### INFORMATION PROVIDED

◇ ◇ ◇ ◇ ◇ ◇ ◇

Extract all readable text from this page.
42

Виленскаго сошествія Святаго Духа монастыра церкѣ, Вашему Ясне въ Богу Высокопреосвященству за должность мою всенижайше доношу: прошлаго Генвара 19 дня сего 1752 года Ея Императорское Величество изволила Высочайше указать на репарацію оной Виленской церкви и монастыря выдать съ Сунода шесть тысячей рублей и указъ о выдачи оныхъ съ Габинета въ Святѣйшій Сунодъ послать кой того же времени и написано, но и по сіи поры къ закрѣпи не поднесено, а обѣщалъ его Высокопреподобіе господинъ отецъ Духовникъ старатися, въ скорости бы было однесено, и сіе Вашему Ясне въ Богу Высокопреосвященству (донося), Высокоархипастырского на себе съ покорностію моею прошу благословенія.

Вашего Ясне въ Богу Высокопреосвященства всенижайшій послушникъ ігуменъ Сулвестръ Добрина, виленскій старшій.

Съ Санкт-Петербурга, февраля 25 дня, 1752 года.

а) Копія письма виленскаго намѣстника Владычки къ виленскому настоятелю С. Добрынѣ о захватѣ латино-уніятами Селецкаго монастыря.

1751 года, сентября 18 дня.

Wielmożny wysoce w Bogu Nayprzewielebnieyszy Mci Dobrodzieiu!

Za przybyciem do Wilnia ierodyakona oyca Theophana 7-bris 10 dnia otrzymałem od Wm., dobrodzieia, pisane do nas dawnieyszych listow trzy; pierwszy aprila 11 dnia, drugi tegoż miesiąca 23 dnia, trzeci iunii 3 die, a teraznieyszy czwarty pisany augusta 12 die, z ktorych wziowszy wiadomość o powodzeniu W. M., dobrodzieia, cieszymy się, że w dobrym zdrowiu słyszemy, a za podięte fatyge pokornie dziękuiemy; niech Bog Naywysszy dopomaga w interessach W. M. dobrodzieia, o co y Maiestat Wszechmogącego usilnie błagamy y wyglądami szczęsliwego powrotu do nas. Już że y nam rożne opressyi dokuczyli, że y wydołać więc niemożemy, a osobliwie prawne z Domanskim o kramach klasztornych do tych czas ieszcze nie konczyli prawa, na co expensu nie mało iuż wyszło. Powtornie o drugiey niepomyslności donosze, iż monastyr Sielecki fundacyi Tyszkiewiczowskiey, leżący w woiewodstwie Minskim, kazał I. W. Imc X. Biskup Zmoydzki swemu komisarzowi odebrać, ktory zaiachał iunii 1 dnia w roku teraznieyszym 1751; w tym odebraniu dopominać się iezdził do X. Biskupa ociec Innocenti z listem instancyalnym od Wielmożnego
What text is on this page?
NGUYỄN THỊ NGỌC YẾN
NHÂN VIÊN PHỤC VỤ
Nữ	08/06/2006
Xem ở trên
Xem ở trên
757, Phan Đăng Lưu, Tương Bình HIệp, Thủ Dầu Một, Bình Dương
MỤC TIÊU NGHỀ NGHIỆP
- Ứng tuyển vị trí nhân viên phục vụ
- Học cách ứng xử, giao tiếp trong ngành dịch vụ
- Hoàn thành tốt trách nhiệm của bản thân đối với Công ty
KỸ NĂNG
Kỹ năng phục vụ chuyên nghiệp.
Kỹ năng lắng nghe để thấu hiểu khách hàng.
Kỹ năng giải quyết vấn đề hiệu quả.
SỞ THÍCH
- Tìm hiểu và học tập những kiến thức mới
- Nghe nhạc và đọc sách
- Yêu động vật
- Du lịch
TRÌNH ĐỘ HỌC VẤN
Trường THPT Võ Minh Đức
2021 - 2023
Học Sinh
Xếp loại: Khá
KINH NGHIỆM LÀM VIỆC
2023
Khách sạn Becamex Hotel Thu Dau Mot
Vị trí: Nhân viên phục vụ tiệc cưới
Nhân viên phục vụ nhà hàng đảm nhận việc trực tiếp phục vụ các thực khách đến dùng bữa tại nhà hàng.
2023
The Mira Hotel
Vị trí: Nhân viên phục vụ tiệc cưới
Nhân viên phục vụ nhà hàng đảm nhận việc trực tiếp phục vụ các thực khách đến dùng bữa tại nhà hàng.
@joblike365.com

◇ ◇ ◇ ◇ ◇ ◇ ◇

### WHAT TO PRODUCE
The word "Ясне" appears in how many lines of the records? Give the number only.

### REPLY
2